> _EXERCISE BRIEF_: Copy, from the entries below, each line where the word "page" can be found.

Stored records
+--

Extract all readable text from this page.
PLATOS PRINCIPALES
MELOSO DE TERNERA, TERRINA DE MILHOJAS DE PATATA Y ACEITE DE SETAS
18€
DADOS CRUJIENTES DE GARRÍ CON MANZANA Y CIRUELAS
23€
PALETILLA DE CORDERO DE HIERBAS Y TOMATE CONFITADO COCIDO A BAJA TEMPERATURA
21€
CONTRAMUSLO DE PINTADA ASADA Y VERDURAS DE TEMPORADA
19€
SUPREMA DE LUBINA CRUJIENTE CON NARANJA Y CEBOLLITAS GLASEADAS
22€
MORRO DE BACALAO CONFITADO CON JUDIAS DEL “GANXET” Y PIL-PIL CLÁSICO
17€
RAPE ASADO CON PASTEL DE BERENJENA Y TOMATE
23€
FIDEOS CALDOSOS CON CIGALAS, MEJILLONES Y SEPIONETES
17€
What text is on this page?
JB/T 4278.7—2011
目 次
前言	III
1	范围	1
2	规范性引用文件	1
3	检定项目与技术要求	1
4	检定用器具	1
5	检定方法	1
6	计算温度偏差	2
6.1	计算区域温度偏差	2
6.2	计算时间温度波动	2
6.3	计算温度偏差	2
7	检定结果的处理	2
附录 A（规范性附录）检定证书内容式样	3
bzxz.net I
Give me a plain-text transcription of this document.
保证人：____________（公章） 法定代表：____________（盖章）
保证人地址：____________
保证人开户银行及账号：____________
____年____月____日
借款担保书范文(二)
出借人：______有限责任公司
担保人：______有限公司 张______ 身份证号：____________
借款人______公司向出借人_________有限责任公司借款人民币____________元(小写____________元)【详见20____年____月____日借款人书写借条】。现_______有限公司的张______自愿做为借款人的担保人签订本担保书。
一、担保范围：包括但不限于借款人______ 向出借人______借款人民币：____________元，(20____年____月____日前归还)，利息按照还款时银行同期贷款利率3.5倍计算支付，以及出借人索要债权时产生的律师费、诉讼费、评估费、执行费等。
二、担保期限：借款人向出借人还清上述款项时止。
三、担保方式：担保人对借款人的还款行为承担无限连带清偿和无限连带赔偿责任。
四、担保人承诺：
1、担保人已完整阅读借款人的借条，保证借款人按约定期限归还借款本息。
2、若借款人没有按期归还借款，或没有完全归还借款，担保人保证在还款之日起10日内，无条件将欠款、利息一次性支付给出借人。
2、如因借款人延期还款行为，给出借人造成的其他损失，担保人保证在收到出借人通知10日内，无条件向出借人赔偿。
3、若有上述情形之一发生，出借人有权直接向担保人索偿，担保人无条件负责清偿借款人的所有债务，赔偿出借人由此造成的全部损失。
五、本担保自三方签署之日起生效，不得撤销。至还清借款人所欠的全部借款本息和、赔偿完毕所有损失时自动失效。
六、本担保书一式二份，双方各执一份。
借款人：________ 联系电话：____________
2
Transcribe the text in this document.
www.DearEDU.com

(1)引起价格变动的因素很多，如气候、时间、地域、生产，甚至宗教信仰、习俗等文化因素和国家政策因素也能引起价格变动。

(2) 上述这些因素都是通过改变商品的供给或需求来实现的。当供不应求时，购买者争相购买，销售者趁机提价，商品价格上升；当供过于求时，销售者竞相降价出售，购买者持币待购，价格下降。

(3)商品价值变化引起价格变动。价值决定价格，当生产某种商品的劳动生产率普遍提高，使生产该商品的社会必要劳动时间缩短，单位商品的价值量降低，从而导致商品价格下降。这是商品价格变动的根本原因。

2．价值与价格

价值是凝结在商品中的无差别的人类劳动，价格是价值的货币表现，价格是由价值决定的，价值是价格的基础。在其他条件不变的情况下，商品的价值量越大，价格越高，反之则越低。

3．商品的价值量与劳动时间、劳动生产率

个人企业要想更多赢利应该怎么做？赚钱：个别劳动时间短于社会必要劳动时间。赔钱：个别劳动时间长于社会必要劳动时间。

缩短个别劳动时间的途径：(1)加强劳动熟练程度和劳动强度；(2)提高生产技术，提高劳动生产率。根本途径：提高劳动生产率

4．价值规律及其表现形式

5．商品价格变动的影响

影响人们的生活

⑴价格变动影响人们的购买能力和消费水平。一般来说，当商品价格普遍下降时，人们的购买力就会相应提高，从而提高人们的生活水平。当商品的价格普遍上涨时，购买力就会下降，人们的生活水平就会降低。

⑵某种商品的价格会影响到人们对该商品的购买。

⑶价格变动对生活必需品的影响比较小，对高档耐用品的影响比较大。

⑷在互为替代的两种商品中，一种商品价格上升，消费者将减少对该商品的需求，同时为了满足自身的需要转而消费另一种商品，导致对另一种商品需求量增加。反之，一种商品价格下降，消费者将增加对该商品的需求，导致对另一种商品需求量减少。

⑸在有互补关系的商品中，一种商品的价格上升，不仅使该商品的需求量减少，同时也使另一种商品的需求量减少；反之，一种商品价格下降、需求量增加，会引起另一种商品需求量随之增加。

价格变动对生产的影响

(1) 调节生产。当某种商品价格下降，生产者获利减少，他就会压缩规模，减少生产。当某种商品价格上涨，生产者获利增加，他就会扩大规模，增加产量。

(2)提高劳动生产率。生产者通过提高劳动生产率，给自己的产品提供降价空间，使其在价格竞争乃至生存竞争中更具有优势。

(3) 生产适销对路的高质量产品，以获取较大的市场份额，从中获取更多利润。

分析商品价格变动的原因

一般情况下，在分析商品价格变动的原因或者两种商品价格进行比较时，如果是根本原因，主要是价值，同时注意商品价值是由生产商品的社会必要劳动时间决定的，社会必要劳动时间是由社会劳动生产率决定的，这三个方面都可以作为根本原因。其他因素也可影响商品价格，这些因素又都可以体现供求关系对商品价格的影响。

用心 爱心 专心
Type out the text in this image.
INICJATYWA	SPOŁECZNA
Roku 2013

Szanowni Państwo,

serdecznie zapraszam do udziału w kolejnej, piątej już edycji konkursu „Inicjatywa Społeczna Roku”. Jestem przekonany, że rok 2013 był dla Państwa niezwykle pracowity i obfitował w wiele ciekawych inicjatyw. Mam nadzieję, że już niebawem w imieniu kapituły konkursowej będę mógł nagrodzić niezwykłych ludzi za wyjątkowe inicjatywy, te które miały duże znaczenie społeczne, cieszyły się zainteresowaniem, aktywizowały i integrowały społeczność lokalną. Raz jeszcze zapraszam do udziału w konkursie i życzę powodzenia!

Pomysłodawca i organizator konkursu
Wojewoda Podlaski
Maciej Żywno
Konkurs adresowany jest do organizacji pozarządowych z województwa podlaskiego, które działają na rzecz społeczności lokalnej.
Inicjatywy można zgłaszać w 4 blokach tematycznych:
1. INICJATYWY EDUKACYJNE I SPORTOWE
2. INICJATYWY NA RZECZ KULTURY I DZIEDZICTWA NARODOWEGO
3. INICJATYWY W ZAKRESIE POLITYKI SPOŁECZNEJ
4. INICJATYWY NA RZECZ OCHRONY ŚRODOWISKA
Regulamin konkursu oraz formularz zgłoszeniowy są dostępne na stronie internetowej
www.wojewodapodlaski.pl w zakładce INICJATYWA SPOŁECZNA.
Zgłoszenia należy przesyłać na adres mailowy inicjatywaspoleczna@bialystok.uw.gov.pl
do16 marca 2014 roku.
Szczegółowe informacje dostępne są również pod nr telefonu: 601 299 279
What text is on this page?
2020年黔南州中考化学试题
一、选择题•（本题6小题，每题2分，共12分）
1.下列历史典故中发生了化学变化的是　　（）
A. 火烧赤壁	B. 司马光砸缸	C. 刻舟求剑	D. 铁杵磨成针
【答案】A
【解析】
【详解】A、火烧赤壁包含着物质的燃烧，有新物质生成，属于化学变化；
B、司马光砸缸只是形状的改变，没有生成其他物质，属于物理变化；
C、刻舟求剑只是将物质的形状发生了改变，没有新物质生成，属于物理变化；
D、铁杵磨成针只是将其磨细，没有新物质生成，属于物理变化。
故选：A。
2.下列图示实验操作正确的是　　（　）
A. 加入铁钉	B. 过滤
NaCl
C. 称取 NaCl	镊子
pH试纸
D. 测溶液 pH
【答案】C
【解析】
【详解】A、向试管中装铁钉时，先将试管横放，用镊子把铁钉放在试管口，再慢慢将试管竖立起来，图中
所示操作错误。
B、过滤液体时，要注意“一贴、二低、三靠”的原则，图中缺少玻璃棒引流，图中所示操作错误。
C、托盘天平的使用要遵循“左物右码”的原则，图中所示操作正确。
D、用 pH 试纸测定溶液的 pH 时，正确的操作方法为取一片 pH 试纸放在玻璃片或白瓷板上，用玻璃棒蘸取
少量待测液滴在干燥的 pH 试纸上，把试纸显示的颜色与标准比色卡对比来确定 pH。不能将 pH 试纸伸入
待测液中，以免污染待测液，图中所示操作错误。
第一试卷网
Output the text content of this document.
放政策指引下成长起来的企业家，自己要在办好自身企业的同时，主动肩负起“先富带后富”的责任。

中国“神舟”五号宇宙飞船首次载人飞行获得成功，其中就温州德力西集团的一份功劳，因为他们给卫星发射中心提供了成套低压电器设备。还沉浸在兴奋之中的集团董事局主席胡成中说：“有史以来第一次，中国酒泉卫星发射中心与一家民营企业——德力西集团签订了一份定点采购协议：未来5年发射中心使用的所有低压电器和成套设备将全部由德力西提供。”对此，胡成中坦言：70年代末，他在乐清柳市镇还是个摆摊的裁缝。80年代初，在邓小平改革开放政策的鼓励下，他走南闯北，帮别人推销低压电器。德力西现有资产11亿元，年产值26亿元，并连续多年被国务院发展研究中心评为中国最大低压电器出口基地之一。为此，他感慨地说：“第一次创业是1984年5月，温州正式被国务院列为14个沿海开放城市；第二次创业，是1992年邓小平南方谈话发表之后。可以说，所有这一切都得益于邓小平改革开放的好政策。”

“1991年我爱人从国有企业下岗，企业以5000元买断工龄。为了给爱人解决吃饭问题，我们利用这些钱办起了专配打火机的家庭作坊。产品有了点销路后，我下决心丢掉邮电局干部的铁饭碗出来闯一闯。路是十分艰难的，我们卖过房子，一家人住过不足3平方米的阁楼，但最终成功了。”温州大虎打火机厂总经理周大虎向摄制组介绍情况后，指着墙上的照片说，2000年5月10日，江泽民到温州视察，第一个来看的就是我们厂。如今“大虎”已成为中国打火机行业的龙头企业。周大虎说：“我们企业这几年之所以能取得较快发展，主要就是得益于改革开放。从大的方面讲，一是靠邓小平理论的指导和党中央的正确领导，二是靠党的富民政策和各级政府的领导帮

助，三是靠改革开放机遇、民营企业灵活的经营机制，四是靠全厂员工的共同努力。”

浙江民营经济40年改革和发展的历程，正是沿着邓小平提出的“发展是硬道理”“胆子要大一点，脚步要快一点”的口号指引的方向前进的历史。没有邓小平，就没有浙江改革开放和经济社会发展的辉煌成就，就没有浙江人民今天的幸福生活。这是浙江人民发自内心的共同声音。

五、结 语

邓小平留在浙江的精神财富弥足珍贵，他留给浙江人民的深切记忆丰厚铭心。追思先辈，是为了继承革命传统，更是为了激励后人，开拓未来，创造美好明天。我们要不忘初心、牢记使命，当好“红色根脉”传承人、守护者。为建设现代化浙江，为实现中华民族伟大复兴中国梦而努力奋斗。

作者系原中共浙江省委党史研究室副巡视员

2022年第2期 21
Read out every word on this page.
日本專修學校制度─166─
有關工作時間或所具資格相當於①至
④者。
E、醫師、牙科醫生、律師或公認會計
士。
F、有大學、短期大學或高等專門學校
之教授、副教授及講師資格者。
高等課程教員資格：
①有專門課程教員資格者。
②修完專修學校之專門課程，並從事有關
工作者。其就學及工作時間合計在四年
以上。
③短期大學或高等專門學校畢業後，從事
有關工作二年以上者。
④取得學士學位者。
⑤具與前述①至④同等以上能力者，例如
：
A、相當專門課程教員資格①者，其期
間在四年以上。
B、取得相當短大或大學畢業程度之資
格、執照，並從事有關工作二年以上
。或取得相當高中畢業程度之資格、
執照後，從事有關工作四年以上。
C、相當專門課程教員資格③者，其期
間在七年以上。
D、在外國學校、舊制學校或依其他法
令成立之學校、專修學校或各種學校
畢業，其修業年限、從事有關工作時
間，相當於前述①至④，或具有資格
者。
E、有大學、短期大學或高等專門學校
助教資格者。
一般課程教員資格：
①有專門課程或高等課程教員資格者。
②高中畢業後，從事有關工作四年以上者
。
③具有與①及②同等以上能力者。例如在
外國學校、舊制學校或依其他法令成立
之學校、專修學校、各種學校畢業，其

+--

> _SOLVED EXERCISE_:
Extract all readable text from this page.
What text is on this page?
What text is on this page?
Read out every word on this page.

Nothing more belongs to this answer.